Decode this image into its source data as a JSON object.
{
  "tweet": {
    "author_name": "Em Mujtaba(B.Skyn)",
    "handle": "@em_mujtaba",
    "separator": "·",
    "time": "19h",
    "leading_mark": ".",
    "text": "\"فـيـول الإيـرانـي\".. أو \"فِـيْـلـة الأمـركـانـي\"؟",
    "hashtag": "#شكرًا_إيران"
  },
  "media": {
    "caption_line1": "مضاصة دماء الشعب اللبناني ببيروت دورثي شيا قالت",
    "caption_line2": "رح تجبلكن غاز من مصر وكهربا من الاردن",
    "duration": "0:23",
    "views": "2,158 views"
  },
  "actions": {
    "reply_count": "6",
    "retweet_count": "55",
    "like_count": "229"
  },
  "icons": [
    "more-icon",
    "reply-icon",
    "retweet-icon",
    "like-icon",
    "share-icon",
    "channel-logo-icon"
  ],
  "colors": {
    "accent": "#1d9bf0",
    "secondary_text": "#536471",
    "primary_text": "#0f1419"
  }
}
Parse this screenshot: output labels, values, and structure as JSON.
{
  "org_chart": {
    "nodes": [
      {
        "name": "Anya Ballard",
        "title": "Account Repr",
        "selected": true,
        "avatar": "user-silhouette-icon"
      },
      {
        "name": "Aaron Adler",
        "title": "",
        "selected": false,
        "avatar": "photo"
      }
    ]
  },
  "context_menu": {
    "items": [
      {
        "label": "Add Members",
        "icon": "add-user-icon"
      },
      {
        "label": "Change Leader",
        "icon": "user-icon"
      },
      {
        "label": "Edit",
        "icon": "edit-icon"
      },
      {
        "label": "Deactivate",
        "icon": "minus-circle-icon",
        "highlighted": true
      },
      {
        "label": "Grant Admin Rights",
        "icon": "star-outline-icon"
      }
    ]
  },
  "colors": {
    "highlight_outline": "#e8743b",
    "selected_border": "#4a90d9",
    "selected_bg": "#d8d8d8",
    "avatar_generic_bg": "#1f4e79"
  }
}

_ _ _

■ EXERCISE BRIEF ■
Pull out the lines above in which the word "JSON" appears.

■ RESULT OF THIS TASK ■
Decode this image into its source data as a JSON object.
Parse this screenshot: output labels, values, and structure as JSON.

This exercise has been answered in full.